### YOUR TASK
Write out the full listing again, exactly as it stands.

### SUPPLIED DATA
======

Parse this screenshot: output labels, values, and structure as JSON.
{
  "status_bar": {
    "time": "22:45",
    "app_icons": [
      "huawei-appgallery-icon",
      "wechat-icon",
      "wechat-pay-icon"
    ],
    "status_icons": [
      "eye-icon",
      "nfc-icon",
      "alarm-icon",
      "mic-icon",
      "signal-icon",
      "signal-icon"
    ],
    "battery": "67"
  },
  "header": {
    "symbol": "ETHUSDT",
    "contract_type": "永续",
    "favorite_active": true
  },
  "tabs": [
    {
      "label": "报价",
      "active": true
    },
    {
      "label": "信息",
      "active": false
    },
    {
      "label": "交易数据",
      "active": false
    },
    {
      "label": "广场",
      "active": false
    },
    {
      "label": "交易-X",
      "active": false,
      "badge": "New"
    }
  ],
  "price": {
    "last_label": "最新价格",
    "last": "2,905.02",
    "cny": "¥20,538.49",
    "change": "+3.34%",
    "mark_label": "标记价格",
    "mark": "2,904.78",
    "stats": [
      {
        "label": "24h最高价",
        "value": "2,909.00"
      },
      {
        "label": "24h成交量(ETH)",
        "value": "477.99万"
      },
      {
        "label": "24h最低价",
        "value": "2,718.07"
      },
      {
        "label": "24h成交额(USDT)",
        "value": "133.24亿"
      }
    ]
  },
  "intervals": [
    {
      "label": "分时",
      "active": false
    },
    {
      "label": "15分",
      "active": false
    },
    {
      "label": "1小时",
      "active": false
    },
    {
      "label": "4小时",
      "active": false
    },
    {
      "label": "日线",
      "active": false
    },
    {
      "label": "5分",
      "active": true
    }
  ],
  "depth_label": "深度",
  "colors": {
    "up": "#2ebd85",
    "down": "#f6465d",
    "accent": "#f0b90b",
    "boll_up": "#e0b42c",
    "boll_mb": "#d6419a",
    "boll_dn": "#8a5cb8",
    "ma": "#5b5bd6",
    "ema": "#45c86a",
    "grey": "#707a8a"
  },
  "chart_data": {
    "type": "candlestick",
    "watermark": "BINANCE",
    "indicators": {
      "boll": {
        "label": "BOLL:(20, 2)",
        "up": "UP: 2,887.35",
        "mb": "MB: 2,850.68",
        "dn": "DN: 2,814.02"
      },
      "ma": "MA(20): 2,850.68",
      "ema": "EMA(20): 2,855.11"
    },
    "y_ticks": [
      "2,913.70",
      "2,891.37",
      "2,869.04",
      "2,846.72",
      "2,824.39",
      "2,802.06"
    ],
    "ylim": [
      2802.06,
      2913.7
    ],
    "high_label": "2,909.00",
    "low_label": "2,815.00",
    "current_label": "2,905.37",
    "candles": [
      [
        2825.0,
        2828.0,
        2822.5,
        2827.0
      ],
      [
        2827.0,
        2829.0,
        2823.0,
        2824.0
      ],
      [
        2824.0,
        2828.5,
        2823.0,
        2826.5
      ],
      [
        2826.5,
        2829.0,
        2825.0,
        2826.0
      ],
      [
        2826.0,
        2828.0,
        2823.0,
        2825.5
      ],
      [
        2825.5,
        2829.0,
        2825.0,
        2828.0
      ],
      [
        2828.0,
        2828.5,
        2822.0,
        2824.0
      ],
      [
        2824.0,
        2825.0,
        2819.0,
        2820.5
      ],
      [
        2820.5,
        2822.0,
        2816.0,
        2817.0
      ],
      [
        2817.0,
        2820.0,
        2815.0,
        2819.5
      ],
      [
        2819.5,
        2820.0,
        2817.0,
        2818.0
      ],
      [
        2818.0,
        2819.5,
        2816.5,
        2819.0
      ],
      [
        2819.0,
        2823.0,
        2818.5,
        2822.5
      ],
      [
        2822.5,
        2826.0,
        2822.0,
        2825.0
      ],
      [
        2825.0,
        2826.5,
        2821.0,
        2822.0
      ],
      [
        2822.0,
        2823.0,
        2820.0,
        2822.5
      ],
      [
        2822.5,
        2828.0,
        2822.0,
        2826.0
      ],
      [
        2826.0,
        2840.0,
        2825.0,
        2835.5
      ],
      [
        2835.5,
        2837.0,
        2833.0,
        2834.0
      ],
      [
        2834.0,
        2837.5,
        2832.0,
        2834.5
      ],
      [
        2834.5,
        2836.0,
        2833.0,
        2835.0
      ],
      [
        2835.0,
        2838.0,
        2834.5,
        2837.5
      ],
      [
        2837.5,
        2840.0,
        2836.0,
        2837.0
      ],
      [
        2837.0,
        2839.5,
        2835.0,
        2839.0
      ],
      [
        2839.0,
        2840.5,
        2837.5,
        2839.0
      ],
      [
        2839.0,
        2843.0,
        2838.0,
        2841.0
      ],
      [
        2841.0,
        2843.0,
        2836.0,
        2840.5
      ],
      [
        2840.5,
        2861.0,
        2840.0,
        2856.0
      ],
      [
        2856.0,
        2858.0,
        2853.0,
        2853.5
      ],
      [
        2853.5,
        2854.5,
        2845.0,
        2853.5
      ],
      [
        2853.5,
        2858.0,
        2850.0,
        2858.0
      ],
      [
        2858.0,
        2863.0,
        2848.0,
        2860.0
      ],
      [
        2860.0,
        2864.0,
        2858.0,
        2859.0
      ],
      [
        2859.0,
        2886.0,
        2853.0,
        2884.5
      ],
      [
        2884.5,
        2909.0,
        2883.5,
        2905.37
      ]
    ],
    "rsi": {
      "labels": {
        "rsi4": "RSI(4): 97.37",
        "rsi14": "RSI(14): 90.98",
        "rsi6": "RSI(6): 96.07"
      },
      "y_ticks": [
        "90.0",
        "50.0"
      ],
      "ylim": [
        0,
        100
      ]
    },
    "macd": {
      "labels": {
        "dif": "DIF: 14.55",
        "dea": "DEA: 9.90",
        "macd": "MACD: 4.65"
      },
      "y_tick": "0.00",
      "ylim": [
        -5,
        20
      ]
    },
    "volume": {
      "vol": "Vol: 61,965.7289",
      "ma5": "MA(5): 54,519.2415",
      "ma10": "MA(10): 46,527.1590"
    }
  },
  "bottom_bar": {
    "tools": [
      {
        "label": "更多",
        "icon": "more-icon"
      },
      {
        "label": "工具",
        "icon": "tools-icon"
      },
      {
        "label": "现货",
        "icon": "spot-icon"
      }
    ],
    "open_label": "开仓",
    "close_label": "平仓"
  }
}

======

### FULL RESPONSE
Parse this screenshot: output labels, values, and structure as JSON.
{
  "status_bar": {
    "time": "22:45",
    "app_icons": [
      "huawei-appgallery-icon",
      "wechat-icon",
      "wechat-pay-icon"
    ],
    "status_icons": [
      "eye-icon",
      "nfc-icon",
      "alarm-icon",
      "mic-icon",
      "signal-icon",
      "signal-icon"
    ],
    "battery": "67"
  },
  "header": {
    "symbol": "ETHUSDT",
    "contract_type": "永续",
    "favorite_active": true
  },
  "tabs": [
    {
      "label": "报价",
      "active": true
    },
    {
      "label": "信息",
      "active": false
    },
    {
      "label": "交易数据",
      "active": false
    },
    {
      "label": "广场",
      "active": false
    },
    {
      "label": "交易-X",
      "active": false,
      "badge": "New"
    }
  ],
  "price": {
    "last_label": "最新价格",
    "last": "2,905.02",
    "cny": "¥20,538.49",
    "change": "+3.34%",
    "mark_label": "标记价格",
    "mark": "2,904.78",
    "stats": [
      {
        "label": "24h最高价",
        "value": "2,909.00"
      },
      {
        "label": "24h成交量(ETH)",
        "value": "477.99万"
      },
      {
        "label": "24h最低价",
        "value": "2,718.07"
      },
      {
        "label": "24h成交额(USDT)",
        "value": "133.24亿"
      }
    ]
  },
  "intervals": [
    {
      "label": "分时",
      "active": false
    },
    {
      "label": "15分",
      "active": false
    },
    {
      "label": "1小时",
      "active": false
    },
    {
      "label": "4小时",
      "active": false
    },
    {
      "label": "日线",
      "active": false
    },
    {
      "label": "5分",
      "active": true
    }
  ],
  "depth_label": "深度",
  "colors": {
    "up": "#2ebd85",
    "down": "#f6465d",
    "accent": "#f0b90b",
    "boll_up": "#e0b42c",
    "boll_mb": "#d6419a",
    "boll_dn": "#8a5cb8",
    "ma": "#5b5bd6",
    "ema": "#45c86a",
    "grey": "#707a8a"
  },
  "chart_data": {
    "type": "candlestick",
    "watermark": "BINANCE",
    "indicators": {
      "boll": {
        "label": "BOLL:(20, 2)",
        "up": "UP: 2,887.35",
        "mb": "MB: 2,850.68",
        "dn": "DN: 2,814.02"
      },
      "ma": "MA(20): 2,850.68",
      "ema": "EMA(20): 2,855.11"
    },
    "y_ticks": [
      "2,913.70",
      "2,891.37",
      "2,869.04",
      "2,846.72",
      "2,824.39",
      "2,802.06"
    ],
    "ylim": [
      2802.06,
      2913.7
    ],
    "high_label": "2,909.00",
    "low_label": "2,815.00",
    "current_label": "2,905.37",
    "candles": [
      [
        2825.0,
        2828.0,
        2822.5,
        2827.0
      ],
      [
        2827.0,
        2829.0,
        2823.0,
        2824.0
      ],
      [
        2824.0,
        2828.5,
        2823.0,
        2826.5
      ],
      [
        2826.5,
        2829.0,
        2825.0,
        2826.0
      ],
      [
        2826.0,
        2828.0,
        2823.0,
        2825.5
      ],
      [
        2825.5,
        2829.0,
        2825.0,
        2828.0
      ],
      [
        2828.0,
        2828.5,
        2822.0,
        2824.0
      ],
      [
        2824.0,
        2825.0,
        2819.0,
        2820.5
      ],
      [
        2820.5,
        2822.0,
        2816.0,
        2817.0
      ],
      [
        2817.0,
        2820.0,
        2815.0,
        2819.5
      ],
      [
        2819.5,
        2820.0,
        2817.0,
        2818.0
      ],
      [
        2818.0,
        2819.5,
        2816.5,
        2819.0
      ],
      [
        2819.0,
        2823.0,
        2818.5,
        2822.5
      ],
      [
        2822.5,
        2826.0,
        2822.0,
        2825.0
      ],
      [
        2825.0,
        2826.5,
        2821.0,
        2822.0
      ],
      [
        2822.0,
        2823.0,
        2820.0,
        2822.5
      ],
      [
        2822.5,
        2828.0,
        2822.0,
        2826.0
      ],
      [
        2826.0,
        2840.0,
        2825.0,
        2835.5
      ],
      [
        2835.5,
        2837.0,
        2833.0,
        2834.0
      ],
      [
        2834.0,
        2837.5,
        2832.0,
        2834.5
      ],
      [
        2834.5,
        2836.0,
        2833.0,
        2835.0
      ],
      [
        2835.0,
        2838.0,
        2834.5,
        2837.5
      ],
      [
        2837.5,
        2840.0,
        2836.0,
        2837.0
      ],
      [
        2837.0,
        2839.5,
        2835.0,
        2839.0
      ],
      [
        2839.0,
        2840.5,
        2837.5,
        2839.0
      ],
      [
        2839.0,
        2843.0,
        2838.0,
        2841.0
      ],
      [
        2841.0,
        2843.0,
        2836.0,
        2840.5
      ],
      [
        2840.5,
        2861.0,
        2840.0,
        2856.0
      ],
      [
        2856.0,
        2858.0,
        2853.0,
        2853.5
      ],
      [
        2853.5,
        2854.5,
        2845.0,
        2853.5
      ],
      [
        2853.5,
        2858.0,
        2850.0,
        2858.0
      ],
      [
        2858.0,
        2863.0,
        2848.0,
        2860.0
      ],
      [
        2860.0,
        2864.0,
        2858.0,
        2859.0
      ],
      [
        2859.0,
        2886.0,
        2853.0,
        2884.5
      ],
      [
        2884.5,
        2909.0,
        2883.5,
        2905.37
      ]
    ],
    "rsi": {
      "labels": {
        "rsi4": "RSI(4): 97.37",
        "rsi14": "RSI(14): 90.98",
        "rsi6": "RSI(6): 96.07"
      },
      "y_ticks": [
        "90.0",
        "50.0"
      ],
      "ylim": [
        0,
        100
      ]
    },
    "macd": {
      "labels": {
        "dif": "DIF: 14.55",
        "dea": "DEA: 9.90",
        "macd": "MACD: 4.65"
      },
      "y_tick": "0.00",
      "ylim": [
        -5,
        20
      ]
    },
    "volume": {
      "vol": "Vol: 61,965.7289",
      "ma5": "MA(5): 54,519.2415",
      "ma10": "MA(10): 46,527.1590"
    }
  },
  "bottom_bar": {
    "tools": [
      {
        "label": "更多",
        "icon": "more-icon"
      },
      {
        "label": "工具",
        "icon": "tools-icon"
      },
      {
        "label": "现货",
        "icon": "spot-icon"
      }
    ],
    "open_label": "开仓",
    "close_label": "平仓"
  }
}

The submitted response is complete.